— BEGIN Supplied data —

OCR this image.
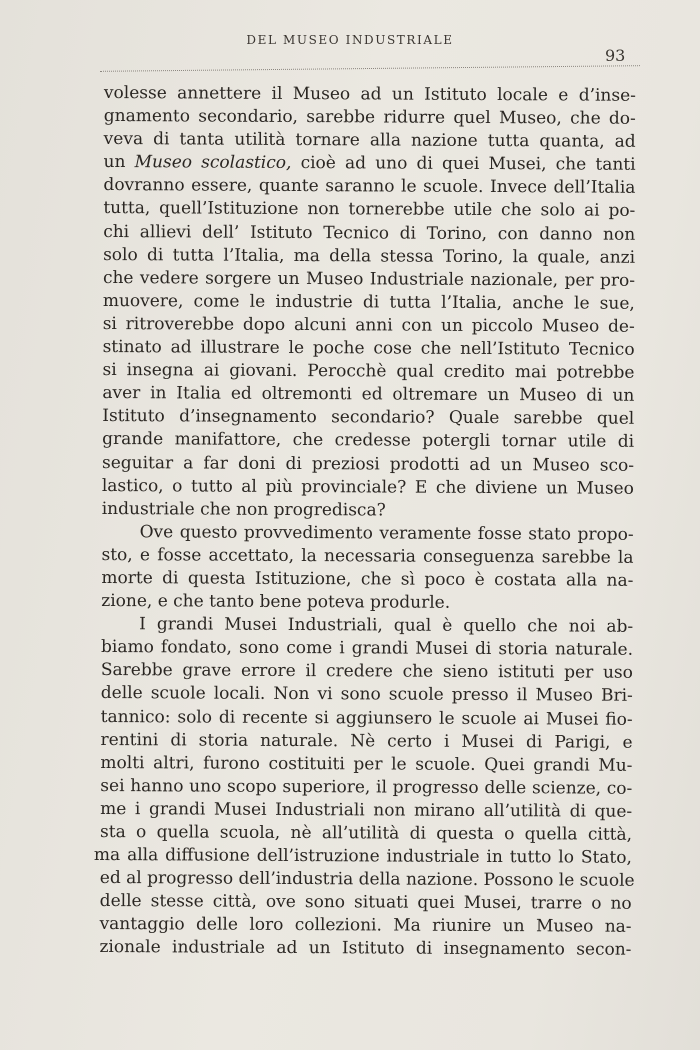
DEL MUSEO INDUSTRIALE
93
volesse annettere il Museo ad un Istituto locale e d’inse-
gnamento secondario, sarebbe ridurre quel Museo, che do-
veva di tanta utilità tornare alla nazione tutta quanta, ad
un Museo scolastico, cioè ad uno di quei Musei, che tanti
dovranno essere, quante saranno le scuole. Invece dell’Italia
tutta, quell’Istituzione non tornerebbe utile che solo ai po-
chi allievi dell’ Istituto Tecnico di Torino, con danno non
solo di tutta l’Italia, ma della stessa Torino, la quale, anzi
che vedere sorgere un Museo Industriale nazionale, per pro-
muovere, come le industrie di tutta l’Italia, anche le sue,
si ritroverebbe dopo alcuni anni con un piccolo Museo de-
stinato ad illustrare le poche cose che nell’Istituto Tecnico
si insegna ai giovani. Perocchè qual credito mai potrebbe
aver in Italia ed oltremonti ed oltremare un Museo di un
Istituto d’insegnamento secondario? Quale sarebbe quel
grande manifattore, che credesse potergli tornar utile di
seguitar a far doni di preziosi prodotti ad un Museo sco-
lastico, o tutto al più provinciale? E che diviene un Museo
industriale che non progredisca?
Ove questo provvedimento veramente fosse stato propo-
sto, e fosse accettato, la necessaria conseguenza sarebbe la
morte di questa Istituzione, che sì poco è costata alla na-
zione, e che tanto bene poteva produrle.
I grandi Musei Industriali, qual è quello che noi ab-
biamo fondato, sono come i grandi Musei di storia naturale.
Sarebbe grave errore il credere che sieno istituti per uso
delle scuole locali. Non vi sono scuole presso il Museo Bri-
tannico: solo di recente si aggiunsero le scuole ai Musei fio-
rentini di storia naturale. Nè certo i Musei di Parigi, e
molti altri, furono costituiti per le scuole. Quei grandi Mu-
sei hanno uno scopo superiore, il progresso delle scienze, co-
me i grandi Musei Industriali non mirano all’utilità di que-
sta o quella scuola, nè all’utilità di questa o quella città,
ma alla diffusione dell’istruzione industriale in tutto lo Stato,
ed al progresso dell’industria della nazione. Possono le scuole
delle stesse città, ove sono situati quei Musei, trarre o no
vantaggio delle loro collezioni. Ma riunire un Museo na-
zionale industriale ad un Istituto di insegnamento secon-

— END Supplied data —

**Objective**
Copy each line of the listing that includes "della".

**The result**
solo di tutta l’Italia, ma della stessa Torino, la quale, anzi
ed al progresso dell’industria della nazione. Possono le scuole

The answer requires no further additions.